**Exercise description**:
From the entries that follow, extract each line holding the string "Flandre".

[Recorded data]
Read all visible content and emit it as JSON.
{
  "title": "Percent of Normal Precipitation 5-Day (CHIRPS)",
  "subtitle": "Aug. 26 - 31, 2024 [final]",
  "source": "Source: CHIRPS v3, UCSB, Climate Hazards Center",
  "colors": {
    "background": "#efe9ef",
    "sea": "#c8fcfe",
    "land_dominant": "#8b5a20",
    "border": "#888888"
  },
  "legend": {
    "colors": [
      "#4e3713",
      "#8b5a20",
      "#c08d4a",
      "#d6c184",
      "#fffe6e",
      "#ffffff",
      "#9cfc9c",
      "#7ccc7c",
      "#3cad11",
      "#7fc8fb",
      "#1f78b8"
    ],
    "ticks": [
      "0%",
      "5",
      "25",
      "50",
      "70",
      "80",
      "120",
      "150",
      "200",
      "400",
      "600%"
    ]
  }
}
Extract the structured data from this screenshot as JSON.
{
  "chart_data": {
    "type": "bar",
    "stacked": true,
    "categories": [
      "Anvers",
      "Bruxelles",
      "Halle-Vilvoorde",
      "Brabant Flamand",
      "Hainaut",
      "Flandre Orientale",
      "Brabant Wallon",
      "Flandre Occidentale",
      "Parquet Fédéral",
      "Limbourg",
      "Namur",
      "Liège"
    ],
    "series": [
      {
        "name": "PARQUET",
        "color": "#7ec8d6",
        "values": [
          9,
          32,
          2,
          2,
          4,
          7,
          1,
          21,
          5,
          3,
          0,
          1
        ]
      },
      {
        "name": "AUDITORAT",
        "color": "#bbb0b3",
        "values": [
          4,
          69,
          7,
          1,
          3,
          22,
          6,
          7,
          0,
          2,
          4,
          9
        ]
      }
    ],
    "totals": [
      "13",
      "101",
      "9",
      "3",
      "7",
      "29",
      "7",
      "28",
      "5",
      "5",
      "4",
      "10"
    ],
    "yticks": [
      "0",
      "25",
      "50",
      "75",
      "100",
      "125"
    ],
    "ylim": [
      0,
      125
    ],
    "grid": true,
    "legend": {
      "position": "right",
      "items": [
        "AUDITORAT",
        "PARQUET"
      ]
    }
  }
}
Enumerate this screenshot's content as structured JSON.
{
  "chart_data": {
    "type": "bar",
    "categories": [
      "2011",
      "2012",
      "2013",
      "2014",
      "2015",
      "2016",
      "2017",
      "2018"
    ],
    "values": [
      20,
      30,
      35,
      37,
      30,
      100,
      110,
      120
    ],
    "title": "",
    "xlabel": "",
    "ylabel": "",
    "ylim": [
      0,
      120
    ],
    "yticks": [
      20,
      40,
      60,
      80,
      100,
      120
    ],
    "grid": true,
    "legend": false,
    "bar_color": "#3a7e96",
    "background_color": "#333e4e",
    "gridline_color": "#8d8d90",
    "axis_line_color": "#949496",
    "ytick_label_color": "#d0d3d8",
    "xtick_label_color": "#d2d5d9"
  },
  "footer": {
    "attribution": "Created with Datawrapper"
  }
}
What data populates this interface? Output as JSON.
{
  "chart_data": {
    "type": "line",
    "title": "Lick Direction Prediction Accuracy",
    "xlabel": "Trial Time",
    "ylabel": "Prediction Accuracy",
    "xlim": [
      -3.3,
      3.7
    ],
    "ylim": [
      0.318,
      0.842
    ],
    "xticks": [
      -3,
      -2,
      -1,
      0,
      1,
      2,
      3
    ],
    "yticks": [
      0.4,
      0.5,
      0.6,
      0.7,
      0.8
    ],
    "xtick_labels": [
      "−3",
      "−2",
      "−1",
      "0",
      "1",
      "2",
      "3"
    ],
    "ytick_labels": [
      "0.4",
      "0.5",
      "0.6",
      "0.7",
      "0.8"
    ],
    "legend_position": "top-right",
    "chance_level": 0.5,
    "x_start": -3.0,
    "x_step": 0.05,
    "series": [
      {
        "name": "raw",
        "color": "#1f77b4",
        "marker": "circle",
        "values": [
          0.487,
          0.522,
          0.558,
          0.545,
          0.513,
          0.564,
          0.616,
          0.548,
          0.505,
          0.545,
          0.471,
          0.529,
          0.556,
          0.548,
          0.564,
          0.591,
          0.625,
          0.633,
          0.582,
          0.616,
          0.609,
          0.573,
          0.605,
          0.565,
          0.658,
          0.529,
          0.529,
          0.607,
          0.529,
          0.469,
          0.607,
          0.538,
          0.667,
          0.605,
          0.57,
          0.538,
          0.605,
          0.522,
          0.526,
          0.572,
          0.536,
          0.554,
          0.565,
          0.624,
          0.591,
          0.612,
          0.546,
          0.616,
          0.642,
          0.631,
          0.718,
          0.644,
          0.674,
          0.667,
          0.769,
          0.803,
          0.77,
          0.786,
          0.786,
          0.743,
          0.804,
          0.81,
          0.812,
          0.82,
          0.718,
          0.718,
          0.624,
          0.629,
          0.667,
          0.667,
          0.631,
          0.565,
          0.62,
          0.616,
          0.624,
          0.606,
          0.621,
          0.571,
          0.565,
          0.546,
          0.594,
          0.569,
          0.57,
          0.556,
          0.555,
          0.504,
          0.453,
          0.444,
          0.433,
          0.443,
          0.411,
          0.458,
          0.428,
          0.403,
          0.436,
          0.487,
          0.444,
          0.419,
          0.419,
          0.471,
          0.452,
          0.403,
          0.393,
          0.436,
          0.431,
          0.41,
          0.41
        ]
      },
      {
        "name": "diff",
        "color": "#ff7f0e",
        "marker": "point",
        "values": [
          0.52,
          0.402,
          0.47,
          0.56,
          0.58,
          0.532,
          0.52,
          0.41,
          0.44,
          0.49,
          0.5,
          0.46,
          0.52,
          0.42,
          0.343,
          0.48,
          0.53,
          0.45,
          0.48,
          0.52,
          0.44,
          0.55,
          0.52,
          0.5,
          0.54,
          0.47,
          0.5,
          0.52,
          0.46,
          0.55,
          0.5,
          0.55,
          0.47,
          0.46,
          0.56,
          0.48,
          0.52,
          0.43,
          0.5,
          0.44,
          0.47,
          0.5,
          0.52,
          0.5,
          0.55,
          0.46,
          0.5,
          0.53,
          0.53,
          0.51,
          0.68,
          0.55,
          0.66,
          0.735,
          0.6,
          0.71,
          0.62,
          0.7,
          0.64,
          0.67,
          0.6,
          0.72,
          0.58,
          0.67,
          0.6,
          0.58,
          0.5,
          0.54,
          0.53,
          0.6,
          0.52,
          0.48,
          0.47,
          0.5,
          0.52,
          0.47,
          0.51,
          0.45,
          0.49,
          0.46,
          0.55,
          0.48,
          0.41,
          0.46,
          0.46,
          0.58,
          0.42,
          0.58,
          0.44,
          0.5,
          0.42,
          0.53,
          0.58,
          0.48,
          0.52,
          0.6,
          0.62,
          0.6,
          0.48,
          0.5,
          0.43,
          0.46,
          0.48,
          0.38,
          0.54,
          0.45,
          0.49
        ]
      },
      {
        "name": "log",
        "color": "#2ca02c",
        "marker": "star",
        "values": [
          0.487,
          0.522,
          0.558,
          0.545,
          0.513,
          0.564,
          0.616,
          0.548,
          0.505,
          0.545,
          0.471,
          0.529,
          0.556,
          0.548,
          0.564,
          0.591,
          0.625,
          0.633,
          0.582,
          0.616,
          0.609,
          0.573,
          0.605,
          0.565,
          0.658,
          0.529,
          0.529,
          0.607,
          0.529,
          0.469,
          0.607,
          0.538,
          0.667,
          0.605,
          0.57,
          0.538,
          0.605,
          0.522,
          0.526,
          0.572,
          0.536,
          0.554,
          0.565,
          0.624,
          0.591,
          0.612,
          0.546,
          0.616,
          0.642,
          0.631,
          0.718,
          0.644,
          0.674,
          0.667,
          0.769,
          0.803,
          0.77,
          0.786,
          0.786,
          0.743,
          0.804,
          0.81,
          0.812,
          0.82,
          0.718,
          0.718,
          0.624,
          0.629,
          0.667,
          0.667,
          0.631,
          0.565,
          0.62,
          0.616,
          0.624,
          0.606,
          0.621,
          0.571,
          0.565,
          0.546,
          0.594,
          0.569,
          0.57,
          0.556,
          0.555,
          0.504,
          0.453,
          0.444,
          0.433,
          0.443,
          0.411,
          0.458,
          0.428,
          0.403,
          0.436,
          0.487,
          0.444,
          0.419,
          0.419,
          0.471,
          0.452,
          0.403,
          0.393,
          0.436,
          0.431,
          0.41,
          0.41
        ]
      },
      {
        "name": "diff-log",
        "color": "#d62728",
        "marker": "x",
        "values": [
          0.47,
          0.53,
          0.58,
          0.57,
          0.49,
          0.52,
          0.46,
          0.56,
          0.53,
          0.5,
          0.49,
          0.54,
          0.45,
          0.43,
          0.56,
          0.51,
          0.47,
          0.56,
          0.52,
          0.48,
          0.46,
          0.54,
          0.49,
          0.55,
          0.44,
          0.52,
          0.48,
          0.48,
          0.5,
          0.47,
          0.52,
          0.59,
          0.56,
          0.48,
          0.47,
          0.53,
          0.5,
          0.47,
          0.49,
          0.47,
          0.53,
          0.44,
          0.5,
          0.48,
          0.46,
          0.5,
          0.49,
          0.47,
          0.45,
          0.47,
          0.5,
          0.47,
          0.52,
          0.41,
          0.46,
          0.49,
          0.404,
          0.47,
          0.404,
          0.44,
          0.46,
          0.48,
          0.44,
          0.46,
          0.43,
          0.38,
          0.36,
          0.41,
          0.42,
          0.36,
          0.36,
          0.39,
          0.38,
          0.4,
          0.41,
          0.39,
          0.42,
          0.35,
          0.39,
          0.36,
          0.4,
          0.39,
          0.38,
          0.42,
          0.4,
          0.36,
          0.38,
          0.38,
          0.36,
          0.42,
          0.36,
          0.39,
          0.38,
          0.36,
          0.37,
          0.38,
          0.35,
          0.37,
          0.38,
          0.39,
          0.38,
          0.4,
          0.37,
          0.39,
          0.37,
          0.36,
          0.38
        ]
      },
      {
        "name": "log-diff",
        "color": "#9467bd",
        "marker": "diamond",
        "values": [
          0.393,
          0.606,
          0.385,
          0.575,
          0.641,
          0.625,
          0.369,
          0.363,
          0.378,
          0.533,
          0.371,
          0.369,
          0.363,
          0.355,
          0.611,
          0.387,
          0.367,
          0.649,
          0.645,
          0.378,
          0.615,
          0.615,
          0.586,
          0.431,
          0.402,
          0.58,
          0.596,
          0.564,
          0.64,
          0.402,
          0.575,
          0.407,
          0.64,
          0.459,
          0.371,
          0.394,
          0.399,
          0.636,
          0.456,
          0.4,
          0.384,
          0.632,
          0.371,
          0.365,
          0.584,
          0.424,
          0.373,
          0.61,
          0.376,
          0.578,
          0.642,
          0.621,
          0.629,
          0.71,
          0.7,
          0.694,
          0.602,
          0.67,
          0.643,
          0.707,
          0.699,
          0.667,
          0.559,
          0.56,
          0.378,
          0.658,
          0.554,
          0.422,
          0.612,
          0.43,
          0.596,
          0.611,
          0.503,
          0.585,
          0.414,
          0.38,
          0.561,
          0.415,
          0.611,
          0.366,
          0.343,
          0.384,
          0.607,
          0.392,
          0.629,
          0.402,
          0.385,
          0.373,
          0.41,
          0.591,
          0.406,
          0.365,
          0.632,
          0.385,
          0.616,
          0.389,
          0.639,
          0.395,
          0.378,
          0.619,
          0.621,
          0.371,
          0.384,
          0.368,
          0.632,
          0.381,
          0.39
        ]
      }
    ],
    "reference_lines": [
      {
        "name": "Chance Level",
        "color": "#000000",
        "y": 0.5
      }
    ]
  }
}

**Written solution**:
      "Flandre Orientale",
      "Flandre Occidentale",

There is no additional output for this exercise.